━━ ENTRIES SUPPLIED

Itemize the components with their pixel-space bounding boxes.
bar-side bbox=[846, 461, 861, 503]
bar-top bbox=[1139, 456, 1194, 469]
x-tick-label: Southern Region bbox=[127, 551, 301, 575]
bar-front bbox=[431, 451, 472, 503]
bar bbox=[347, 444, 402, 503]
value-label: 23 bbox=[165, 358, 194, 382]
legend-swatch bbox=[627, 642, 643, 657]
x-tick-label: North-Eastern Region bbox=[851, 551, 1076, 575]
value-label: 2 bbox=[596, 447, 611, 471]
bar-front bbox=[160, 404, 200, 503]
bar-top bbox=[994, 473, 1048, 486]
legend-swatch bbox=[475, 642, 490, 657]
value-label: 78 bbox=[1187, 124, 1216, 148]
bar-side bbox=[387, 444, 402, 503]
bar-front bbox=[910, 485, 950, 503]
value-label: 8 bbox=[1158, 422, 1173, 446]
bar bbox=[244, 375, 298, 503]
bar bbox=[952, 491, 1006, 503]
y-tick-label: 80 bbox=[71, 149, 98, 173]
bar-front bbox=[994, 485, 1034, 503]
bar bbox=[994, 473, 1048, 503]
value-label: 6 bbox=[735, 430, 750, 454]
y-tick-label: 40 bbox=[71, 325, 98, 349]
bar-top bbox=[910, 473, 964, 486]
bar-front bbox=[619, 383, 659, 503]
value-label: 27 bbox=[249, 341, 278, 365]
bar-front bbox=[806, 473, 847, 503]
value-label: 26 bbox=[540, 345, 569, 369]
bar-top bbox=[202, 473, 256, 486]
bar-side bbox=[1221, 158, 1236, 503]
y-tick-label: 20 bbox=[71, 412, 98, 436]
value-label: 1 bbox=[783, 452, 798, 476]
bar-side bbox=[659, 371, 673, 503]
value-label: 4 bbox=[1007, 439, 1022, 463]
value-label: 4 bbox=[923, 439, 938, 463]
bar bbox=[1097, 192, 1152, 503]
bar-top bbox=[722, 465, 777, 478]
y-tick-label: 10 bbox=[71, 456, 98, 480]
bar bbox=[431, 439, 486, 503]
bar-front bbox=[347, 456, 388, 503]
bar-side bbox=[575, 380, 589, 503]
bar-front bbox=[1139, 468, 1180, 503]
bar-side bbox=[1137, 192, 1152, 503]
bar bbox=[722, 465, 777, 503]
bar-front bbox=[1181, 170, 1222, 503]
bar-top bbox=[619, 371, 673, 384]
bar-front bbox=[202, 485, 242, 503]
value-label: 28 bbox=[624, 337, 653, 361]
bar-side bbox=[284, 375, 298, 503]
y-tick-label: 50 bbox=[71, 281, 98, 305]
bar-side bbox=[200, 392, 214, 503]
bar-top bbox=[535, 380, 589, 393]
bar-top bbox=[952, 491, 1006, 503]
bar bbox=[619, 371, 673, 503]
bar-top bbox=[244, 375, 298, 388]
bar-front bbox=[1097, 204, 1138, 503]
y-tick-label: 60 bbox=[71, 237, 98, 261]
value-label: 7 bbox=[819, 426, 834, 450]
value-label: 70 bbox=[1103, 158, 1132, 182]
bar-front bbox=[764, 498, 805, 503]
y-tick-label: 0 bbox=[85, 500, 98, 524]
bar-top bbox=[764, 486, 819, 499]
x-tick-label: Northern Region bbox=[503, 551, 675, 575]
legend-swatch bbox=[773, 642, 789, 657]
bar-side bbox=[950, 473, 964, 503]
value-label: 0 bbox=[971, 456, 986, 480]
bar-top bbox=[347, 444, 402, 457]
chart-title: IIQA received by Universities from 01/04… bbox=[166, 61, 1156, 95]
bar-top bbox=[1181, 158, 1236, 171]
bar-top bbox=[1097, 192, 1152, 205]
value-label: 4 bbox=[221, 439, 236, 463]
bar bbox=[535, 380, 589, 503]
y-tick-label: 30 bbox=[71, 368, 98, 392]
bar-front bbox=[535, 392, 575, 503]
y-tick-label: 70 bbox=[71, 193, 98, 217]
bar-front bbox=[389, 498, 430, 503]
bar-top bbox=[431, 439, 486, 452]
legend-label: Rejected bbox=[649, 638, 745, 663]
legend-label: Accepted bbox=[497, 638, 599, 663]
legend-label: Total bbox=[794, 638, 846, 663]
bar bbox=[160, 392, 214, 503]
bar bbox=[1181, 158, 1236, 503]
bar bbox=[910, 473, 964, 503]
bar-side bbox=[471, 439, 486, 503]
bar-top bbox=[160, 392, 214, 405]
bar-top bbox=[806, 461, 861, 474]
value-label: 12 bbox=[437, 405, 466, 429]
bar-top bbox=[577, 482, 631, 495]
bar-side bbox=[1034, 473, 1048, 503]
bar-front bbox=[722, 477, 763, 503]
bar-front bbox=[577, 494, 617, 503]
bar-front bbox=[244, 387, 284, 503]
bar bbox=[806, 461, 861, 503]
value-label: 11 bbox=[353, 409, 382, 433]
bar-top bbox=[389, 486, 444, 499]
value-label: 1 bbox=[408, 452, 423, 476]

━━━━

* **DESCRIPTION OF THE TASK**
Write out, word for word, the entries from the first line up to and including the line containing "bar-front bbox=[910, 485, 950, 503]".

* **PROBLEM SOLUTION**
Itemize the components with their pixel-space bounding boxes.
bar-side bbox=[846, 461, 861, 503]
bar-top bbox=[1139, 456, 1194, 469]
x-tick-label: Southern Region bbox=[127, 551, 301, 575]
bar-front bbox=[431, 451, 472, 503]
bar bbox=[347, 444, 402, 503]
value-label: 23 bbox=[165, 358, 194, 382]
legend-swatch bbox=[627, 642, 643, 657]
x-tick-label: North-Eastern Region bbox=[851, 551, 1076, 575]
value-label: 2 bbox=[596, 447, 611, 471]
bar-front bbox=[160, 404, 200, 503]
bar-top bbox=[994, 473, 1048, 486]
legend-swatch bbox=[475, 642, 490, 657]
value-label: 78 bbox=[1187, 124, 1216, 148]
bar-side bbox=[387, 444, 402, 503]
bar-front bbox=[910, 485, 950, 503]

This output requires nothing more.